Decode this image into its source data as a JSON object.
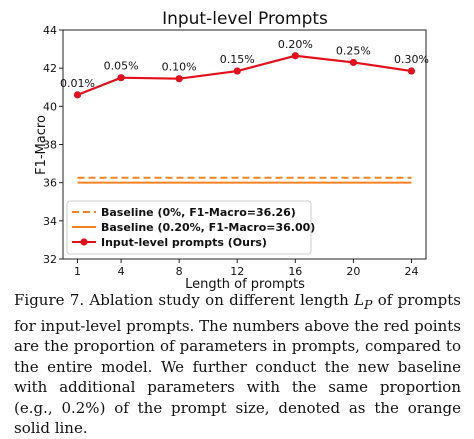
{
  "chart_data": {
    "type": "line",
    "title": "Input-level Prompts",
    "xlabel": "Length of prompts",
    "ylabel": "F1-Macro",
    "categories": [
      "1",
      "4",
      "8",
      "12",
      "16",
      "20",
      "24"
    ],
    "x": [
      1,
      4,
      8,
      12,
      16,
      20,
      24
    ],
    "xlim": [
      0,
      25
    ],
    "ylim": [
      32,
      44
    ],
    "yticks": [
      32,
      34,
      36,
      38,
      40,
      42,
      44
    ],
    "grid": false,
    "legend_position": "lower-left",
    "series": [
      {
        "name": "Input-level prompts (Ours)",
        "color": "#e3101b",
        "style": "solid-with-markers",
        "values": [
          40.6,
          41.5,
          41.45,
          41.85,
          42.65,
          42.3,
          41.85
        ],
        "point_labels": [
          "0.01%",
          "0.05%",
          "0.10%",
          "0.15%",
          "0.20%",
          "0.25%",
          "0.30%"
        ]
      },
      {
        "name": "Baseline (0%, F1-Macro=36.26)",
        "color": "#f5821f",
        "style": "dashed",
        "value": 36.26
      },
      {
        "name": "Baseline (0.20%, F1-Macro=36.00)",
        "color": "#f5821f",
        "style": "solid",
        "value": 36.0
      }
    ]
  },
  "caption": {
    "prefix": "Figure 7.  Ablation study on different length ",
    "symbol": "L",
    "subscript": "P",
    "suffix": " of prompts for input-level prompts. The numbers above the red points are the proportion of parameters in prompts, compared to the entire model. We further conduct the new baseline with additional parameters with the same proportion (e.g., 0.2%) of the prompt size, denoted as the orange solid line."
  }
}
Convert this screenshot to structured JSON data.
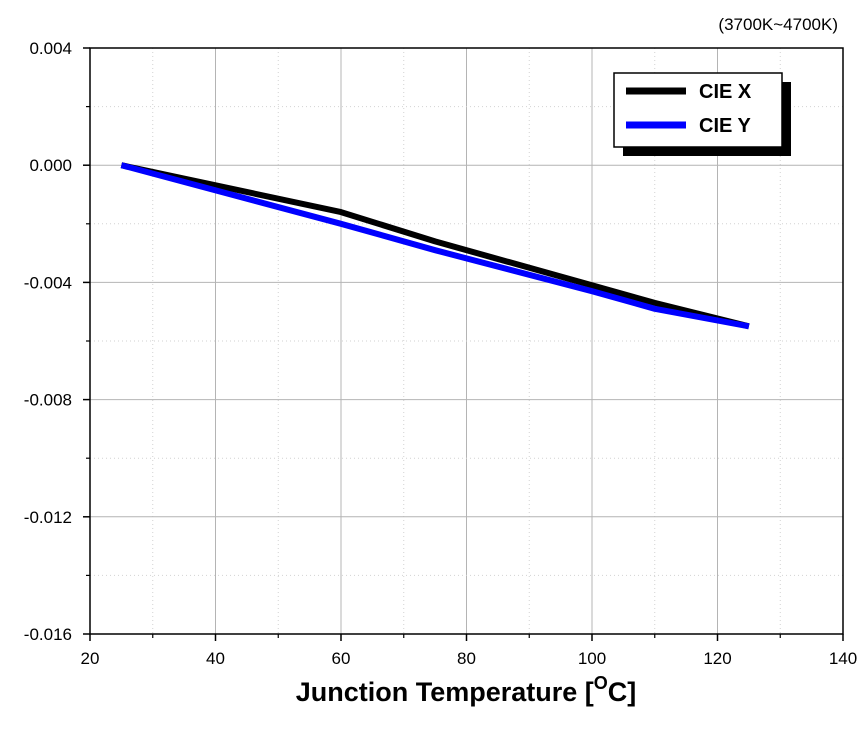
{
  "chart_data": {
    "type": "line",
    "annotation": "(3700K~4700K)",
    "xlabel": "Junction Temperature [",
    "xlabel_sup": "O",
    "xlabel_end": "C]",
    "xlim": [
      20,
      140
    ],
    "ylim": [
      -0.016,
      0.004
    ],
    "x_ticks": [
      "20",
      "40",
      "60",
      "80",
      "100",
      "120",
      "140"
    ],
    "y_ticks": [
      "0.004",
      "0.000",
      "-0.004",
      "-0.008",
      "-0.012",
      "-0.016"
    ],
    "grid": true,
    "legend_position": "top-right",
    "series": [
      {
        "name": "CIE X",
        "color": "#000000",
        "x": [
          25,
          60,
          75,
          100,
          110,
          125
        ],
        "y": [
          0.0,
          -0.0016,
          -0.0026,
          -0.0041,
          -0.0047,
          -0.0055
        ]
      },
      {
        "name": "CIE Y",
        "color": "#0000ff",
        "x": [
          25,
          60,
          75,
          100,
          110,
          125
        ],
        "y": [
          0.0,
          -0.002,
          -0.0029,
          -0.0043,
          -0.0049,
          -0.0055
        ]
      }
    ]
  }
}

·····

— DIRECTIONS FOR THIS TASK —
Everything from the line with "Convert this screenshot" through the end of the records above, and nothing else, is to be quoted exactly; please leave the pictures out.

— RESPONSE BELOW —
Convert this screenshot to structured JSON data.
{
  "chart_data": {
    "type": "line",
    "annotation": "(3700K~4700K)",
    "xlabel": "Junction Temperature [",
    "xlabel_sup": "O",
    "xlabel_end": "C]",
    "xlim": [
      20,
      140
    ],
    "ylim": [
      -0.016,
      0.004
    ],
    "x_ticks": [
      "20",
      "40",
      "60",
      "80",
      "100",
      "120",
      "140"
    ],
    "y_ticks": [
      "0.004",
      "0.000",
      "-0.004",
      "-0.008",
      "-0.012",
      "-0.016"
    ],
    "grid": true,
    "legend_position": "top-right",
    "series": [
      {
        "name": "CIE X",
        "color": "#000000",
        "x": [
          25,
          60,
          75,
          100,
          110,
          125
        ],
        "y": [
          0.0,
          -0.0016,
          -0.0026,
          -0.0041,
          -0.0047,
          -0.0055
        ]
      },
      {
        "name": "CIE Y",
        "color": "#0000ff",
        "x": [
          25,
          60,
          75,
          100,
          110,
          125
        ],
        "y": [
          0.0,
          -0.002,
          -0.0029,
          -0.0043,
          -0.0049,
          -0.0055
        ]
      }
    ]
  }
}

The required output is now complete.